▶ TASK DETAILS
Copy every line in the records below that contains the word "Прибор".

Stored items
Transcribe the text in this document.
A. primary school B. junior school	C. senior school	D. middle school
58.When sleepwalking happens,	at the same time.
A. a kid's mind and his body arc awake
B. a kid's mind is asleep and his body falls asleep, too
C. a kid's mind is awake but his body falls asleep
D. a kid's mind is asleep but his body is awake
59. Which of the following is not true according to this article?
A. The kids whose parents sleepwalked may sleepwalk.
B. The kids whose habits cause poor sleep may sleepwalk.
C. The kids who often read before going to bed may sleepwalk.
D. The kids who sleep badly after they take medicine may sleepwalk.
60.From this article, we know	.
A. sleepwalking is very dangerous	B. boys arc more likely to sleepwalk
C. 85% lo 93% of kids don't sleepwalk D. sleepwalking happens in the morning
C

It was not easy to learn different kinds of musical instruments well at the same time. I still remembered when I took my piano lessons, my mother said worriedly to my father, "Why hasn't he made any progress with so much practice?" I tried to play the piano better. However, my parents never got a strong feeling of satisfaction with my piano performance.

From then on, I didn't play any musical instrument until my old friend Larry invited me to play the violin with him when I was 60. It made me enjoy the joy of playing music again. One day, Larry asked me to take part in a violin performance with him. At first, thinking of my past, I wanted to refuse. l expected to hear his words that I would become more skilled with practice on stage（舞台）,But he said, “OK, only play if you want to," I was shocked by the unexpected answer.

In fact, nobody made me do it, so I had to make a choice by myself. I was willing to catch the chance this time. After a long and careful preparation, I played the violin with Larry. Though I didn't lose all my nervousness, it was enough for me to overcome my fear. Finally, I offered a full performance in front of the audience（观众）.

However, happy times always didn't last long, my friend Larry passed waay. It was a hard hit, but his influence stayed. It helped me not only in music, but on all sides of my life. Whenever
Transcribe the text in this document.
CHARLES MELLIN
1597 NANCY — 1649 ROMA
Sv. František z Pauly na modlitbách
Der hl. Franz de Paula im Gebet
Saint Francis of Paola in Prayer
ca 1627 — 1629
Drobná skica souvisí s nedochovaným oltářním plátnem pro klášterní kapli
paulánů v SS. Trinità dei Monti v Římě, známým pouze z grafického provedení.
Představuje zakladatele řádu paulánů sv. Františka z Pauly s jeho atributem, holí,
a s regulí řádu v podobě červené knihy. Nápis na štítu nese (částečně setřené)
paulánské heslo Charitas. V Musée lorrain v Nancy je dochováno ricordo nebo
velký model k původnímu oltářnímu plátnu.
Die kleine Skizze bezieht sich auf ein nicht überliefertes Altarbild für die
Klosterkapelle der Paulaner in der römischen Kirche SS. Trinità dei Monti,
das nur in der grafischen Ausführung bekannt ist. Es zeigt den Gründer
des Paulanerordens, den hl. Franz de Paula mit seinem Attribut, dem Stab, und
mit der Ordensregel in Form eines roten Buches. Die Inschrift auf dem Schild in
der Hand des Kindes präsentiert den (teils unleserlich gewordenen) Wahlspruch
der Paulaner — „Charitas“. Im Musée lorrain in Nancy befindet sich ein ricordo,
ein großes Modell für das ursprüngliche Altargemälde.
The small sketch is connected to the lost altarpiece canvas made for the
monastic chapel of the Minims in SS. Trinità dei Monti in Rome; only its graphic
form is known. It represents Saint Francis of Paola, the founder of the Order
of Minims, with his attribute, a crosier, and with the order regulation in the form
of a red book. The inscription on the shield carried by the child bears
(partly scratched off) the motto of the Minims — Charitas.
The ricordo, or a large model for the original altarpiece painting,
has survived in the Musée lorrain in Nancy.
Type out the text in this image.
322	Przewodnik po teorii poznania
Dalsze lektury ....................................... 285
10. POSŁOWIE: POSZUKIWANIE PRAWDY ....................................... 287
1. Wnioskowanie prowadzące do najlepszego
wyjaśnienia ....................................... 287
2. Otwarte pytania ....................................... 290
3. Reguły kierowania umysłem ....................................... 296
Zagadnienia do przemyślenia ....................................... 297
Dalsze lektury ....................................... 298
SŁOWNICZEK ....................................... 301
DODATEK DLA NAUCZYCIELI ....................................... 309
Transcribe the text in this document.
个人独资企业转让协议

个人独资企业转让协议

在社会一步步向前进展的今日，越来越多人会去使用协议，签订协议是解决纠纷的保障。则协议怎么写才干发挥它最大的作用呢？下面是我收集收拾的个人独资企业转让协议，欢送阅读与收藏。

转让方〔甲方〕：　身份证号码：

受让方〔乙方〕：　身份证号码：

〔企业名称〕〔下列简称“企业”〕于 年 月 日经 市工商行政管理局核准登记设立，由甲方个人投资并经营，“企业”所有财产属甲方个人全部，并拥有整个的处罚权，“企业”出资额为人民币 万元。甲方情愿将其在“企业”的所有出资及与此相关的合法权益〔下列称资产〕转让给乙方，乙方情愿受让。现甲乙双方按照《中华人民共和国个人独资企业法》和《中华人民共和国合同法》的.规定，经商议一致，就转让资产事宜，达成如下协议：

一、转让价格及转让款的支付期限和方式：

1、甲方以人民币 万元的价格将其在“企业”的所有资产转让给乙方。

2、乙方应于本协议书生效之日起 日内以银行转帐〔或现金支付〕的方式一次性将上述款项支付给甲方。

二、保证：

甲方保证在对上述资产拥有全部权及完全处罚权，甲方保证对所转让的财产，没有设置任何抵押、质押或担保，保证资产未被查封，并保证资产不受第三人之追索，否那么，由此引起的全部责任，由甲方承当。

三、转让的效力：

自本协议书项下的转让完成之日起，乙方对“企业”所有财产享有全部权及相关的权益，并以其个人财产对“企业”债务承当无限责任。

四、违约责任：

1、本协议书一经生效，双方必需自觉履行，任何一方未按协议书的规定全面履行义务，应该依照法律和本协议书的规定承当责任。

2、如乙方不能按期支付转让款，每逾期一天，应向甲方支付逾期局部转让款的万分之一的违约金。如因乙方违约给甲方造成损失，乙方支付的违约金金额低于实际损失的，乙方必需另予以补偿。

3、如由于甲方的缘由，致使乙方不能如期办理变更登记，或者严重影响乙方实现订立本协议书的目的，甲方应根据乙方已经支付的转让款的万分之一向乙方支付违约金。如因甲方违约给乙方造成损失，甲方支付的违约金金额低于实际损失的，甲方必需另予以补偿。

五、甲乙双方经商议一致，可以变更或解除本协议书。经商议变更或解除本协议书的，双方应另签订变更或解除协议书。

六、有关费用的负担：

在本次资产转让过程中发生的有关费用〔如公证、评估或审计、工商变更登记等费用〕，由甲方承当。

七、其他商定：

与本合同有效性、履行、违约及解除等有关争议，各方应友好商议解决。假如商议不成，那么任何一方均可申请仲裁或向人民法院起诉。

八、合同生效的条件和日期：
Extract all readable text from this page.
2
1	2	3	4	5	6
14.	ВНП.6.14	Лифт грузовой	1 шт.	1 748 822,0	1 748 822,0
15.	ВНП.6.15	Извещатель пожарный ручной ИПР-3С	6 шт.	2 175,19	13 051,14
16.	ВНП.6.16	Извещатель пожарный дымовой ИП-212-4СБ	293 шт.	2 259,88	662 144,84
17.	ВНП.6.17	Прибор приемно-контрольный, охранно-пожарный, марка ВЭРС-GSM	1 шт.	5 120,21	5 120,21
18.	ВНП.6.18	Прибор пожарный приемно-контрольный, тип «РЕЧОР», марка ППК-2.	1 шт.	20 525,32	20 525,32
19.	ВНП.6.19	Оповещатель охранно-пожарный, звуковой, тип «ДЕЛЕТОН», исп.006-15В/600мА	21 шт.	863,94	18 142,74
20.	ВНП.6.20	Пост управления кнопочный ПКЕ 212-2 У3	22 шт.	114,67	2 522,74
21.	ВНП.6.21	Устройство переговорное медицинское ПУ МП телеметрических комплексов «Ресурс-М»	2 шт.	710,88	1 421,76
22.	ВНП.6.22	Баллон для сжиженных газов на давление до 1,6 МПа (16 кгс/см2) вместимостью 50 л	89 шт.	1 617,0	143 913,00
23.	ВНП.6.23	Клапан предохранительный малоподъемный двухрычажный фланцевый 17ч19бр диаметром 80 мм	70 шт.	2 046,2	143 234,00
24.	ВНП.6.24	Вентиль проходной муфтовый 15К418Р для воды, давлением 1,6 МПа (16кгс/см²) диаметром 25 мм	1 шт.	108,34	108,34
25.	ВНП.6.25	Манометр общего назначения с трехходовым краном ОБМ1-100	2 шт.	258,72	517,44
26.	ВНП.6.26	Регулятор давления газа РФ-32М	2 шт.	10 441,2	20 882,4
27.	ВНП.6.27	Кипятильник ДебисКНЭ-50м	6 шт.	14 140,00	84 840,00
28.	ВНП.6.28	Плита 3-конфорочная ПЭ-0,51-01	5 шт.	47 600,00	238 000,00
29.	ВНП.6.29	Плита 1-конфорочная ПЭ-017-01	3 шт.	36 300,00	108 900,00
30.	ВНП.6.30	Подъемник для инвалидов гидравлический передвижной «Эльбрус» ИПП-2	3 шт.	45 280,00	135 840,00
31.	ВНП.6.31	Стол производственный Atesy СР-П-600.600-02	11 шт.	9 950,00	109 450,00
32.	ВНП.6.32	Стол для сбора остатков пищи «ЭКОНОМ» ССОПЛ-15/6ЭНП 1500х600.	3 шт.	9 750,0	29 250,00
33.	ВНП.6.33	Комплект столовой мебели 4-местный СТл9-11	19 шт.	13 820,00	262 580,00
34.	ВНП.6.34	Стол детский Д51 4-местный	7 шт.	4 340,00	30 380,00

▶ RESULT
17.	ВНП.6.17	Прибор приемно-контрольный, охранно-пожарный, марка ВЭРС-GSM	1 шт.	5 120,21	5 120,21
18.	ВНП.6.18	Прибор пожарный приемно-контрольный, тип «РЕЧОР», марка ППК-2.	1 шт.	20 525,32	20 525,32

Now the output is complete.